::: THE INPUT

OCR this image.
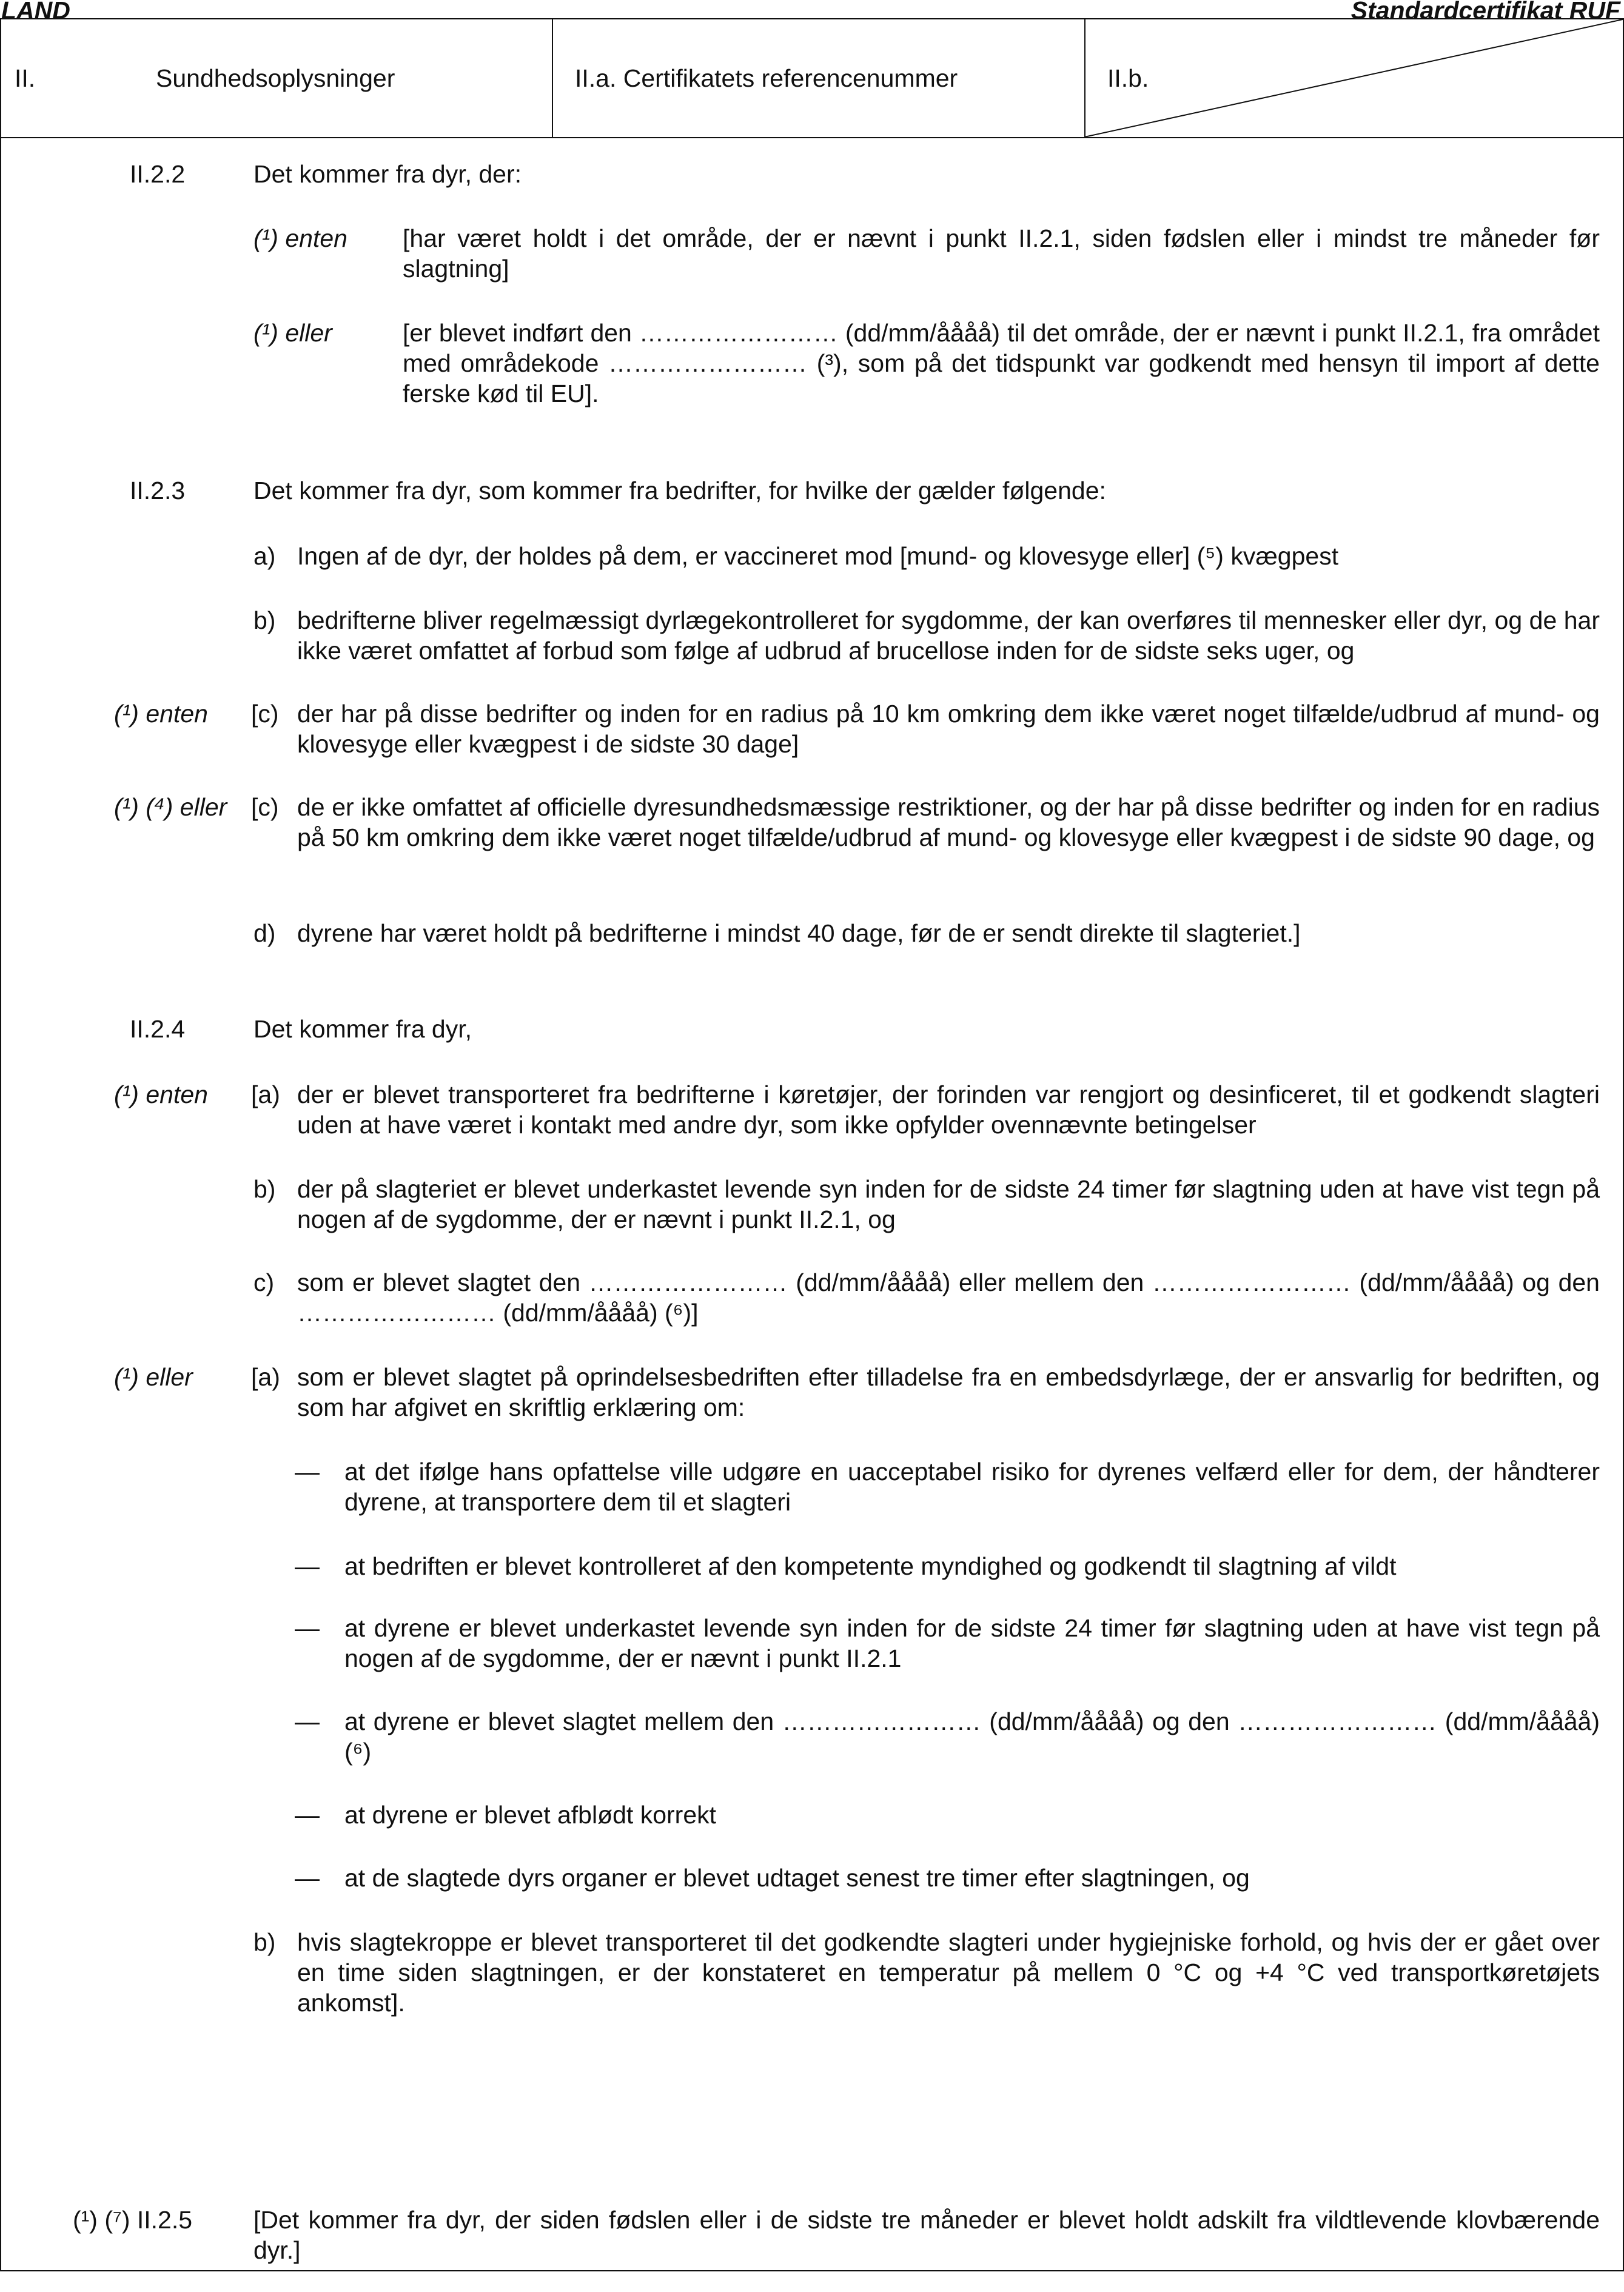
LAND	Standardcertifikat RUF
II.	Sundhedsoplysninger	II.a. Certifikatets referencenummer	II.b.
II.2.2	Det kommer fra dyr, der:
(¹) enten [har været holdt i det område, der er nævnt i punkt II.2.1, siden fødslen eller i mindst tre måneder før slagtning]
(¹) eller	[er blevet indført den …………………… (dd/mm/åååå) til det område, der er nævnt i punkt II.2.1, fra området med områdekode …………………… (³), som på det tidspunkt var godkendt med hensyn til import af dette ferske kød til EU].
II.2.3	Det kommer fra dyr, som kommer fra bedrifter, for hvilke der gælder følgende:
a) Ingen af de dyr, der holdes på dem, er vaccineret mod [mund- og klovesyge eller] (⁵) kvægpest
b) bedrifterne bliver regelmæssigt dyrlægekontrolleret for sygdomme, der kan overføres til mennesker eller dyr, og de har ikke været omfattet af forbud som følge af udbrud af brucellose inden for de sidste seks uger, og
(¹) enten [c) der har på disse bedrifter og inden for en radius på 10 km omkring dem ikke været noget tilfælde/udbrud af mund- og klovesyge eller kvægpest i de sidste 30 dage]
(¹) (⁴) eller [c) de er ikke omfattet af officielle dyresundhedsmæssige restriktioner, og der har på disse bedrifter og inden for en radius på 50 km omkring dem ikke været noget tilfælde/udbrud af mund- og klovesyge eller kvægpest i de sidste 90 dage, og
d) dyrene har været holdt på bedrifterne i mindst 40 dage, før de er sendt direkte til slagteriet.]
II.2.4	Det kommer fra dyr,
(¹) enten [a) der er blevet transporteret fra bedrifterne i køretøjer, der forinden var rengjort og desinficeret, til et godkendt slagteri uden at have været i kontakt med andre dyr, som ikke opfylder ovennævnte betingelser
b) der på slagteriet er blevet underkastet levende syn inden for de sidste 24 timer før slagtning uden at have vist tegn på nogen af de sygdomme, der er nævnt i punkt II.2.1, og
c) som er blevet slagtet den …………………… (dd/mm/åååå) eller mellem den …………………… (dd/mm/åååå) og den …………………… (dd/mm/åååå) (⁶)]
(¹) eller [a) som er blevet slagtet på oprindelsesbedriften efter tilladelse fra en embedsdyrlæge, der er ansvarlig for bedriften, og som har afgivet en skriftlig erklæring om:
— at det ifølge hans opfattelse ville udgøre en uacceptabel risiko for dyrenes velfærd eller for dem, der håndterer dyrene, at transportere dem til et slagteri
— at bedriften er blevet kontrolleret af den kompetente myndighed og godkendt til slagtning af vildt
— at dyrene er blevet underkastet levende syn inden for de sidste 24 timer før slagtning uden at have vist tegn på nogen af de sygdomme, der er nævnt i punkt II.2.1
— at dyrene er blevet slagtet mellem den …………………… (dd/mm/åååå) og den …………………… (dd/mm/åååå) (⁶)
— at dyrene er blevet afblødt korrekt
— at de slagtede dyrs organer er blevet udtaget senest tre timer efter slagtningen, og
b) hvis slagtekroppe er blevet transporteret til det godkendte slagteri under hygiejniske forhold, og hvis der er gået over en time siden slagtningen, er der konstateret en temperatur på mellem 0 °C og +4 °C ved transportkøretøjets ankomst].
(¹) (⁷) II.2.5 [Det kommer fra dyr, der siden fødslen eller i de sidste tre måneder er blevet holdt adskilt fra vildtlevende klovbærende dyr.]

::::::

Print the records word for word and exclude any picture they hold.

OCR this image.
LAND	Standardcertifikat RUF
II.	Sundhedsoplysninger	II.a. Certifikatets referencenummer	II.b.
II.2.2	Det kommer fra dyr, der:
(¹) enten [har været holdt i det område, der er nævnt i punkt II.2.1, siden fødslen eller i mindst tre måneder før slagtning]
(¹) eller	[er blevet indført den …………………… (dd/mm/åååå) til det område, der er nævnt i punkt II.2.1, fra området med områdekode …………………… (³), som på det tidspunkt var godkendt med hensyn til import af dette ferske kød til EU].
II.2.3	Det kommer fra dyr, som kommer fra bedrifter, for hvilke der gælder følgende:
a) Ingen af de dyr, der holdes på dem, er vaccineret mod [mund- og klovesyge eller] (⁵) kvægpest
b) bedrifterne bliver regelmæssigt dyrlægekontrolleret for sygdomme, der kan overføres til mennesker eller dyr, og de har ikke været omfattet af forbud som følge af udbrud af brucellose inden for de sidste seks uger, og
(¹) enten [c) der har på disse bedrifter og inden for en radius på 10 km omkring dem ikke været noget tilfælde/udbrud af mund- og klovesyge eller kvægpest i de sidste 30 dage]
(¹) (⁴) eller [c) de er ikke omfattet af officielle dyresundhedsmæssige restriktioner, og der har på disse bedrifter og inden for en radius på 50 km omkring dem ikke været noget tilfælde/udbrud af mund- og klovesyge eller kvægpest i de sidste 90 dage, og
d) dyrene har været holdt på bedrifterne i mindst 40 dage, før de er sendt direkte til slagteriet.]
II.2.4	Det kommer fra dyr,
(¹) enten [a) der er blevet transporteret fra bedrifterne i køretøjer, der forinden var rengjort og desinficeret, til et godkendt slagteri uden at have været i kontakt med andre dyr, som ikke opfylder ovennævnte betingelser
b) der på slagteriet er blevet underkastet levende syn inden for de sidste 24 timer før slagtning uden at have vist tegn på nogen af de sygdomme, der er nævnt i punkt II.2.1, og
c) som er blevet slagtet den …………………… (dd/mm/åååå) eller mellem den …………………… (dd/mm/åååå) og den …………………… (dd/mm/åååå) (⁶)]
(¹) eller [a) som er blevet slagtet på oprindelsesbedriften efter tilladelse fra en embedsdyrlæge, der er ansvarlig for bedriften, og som har afgivet en skriftlig erklæring om:
— at det ifølge hans opfattelse ville udgøre en uacceptabel risiko for dyrenes velfærd eller for dem, der håndterer dyrene, at transportere dem til et slagteri
— at bedriften er blevet kontrolleret af den kompetente myndighed og godkendt til slagtning af vildt
— at dyrene er blevet underkastet levende syn inden for de sidste 24 timer før slagtning uden at have vist tegn på nogen af de sygdomme, der er nævnt i punkt II.2.1
— at dyrene er blevet slagtet mellem den …………………… (dd/mm/åååå) og den …………………… (dd/mm/åååå) (⁶)
— at dyrene er blevet afblødt korrekt
— at de slagtede dyrs organer er blevet udtaget senest tre timer efter slagtningen, og
b) hvis slagtekroppe er blevet transporteret til det godkendte slagteri under hygiejniske forhold, og hvis der er gået over en time siden slagtningen, er der konstateret en temperatur på mellem 0 °C og +4 °C ved transportkøretøjets ankomst].
(¹) (⁷) II.2.5 [Det kommer fra dyr, der siden fødslen eller i de sidste tre måneder er blevet holdt adskilt fra vildtlevende klovbærende dyr.]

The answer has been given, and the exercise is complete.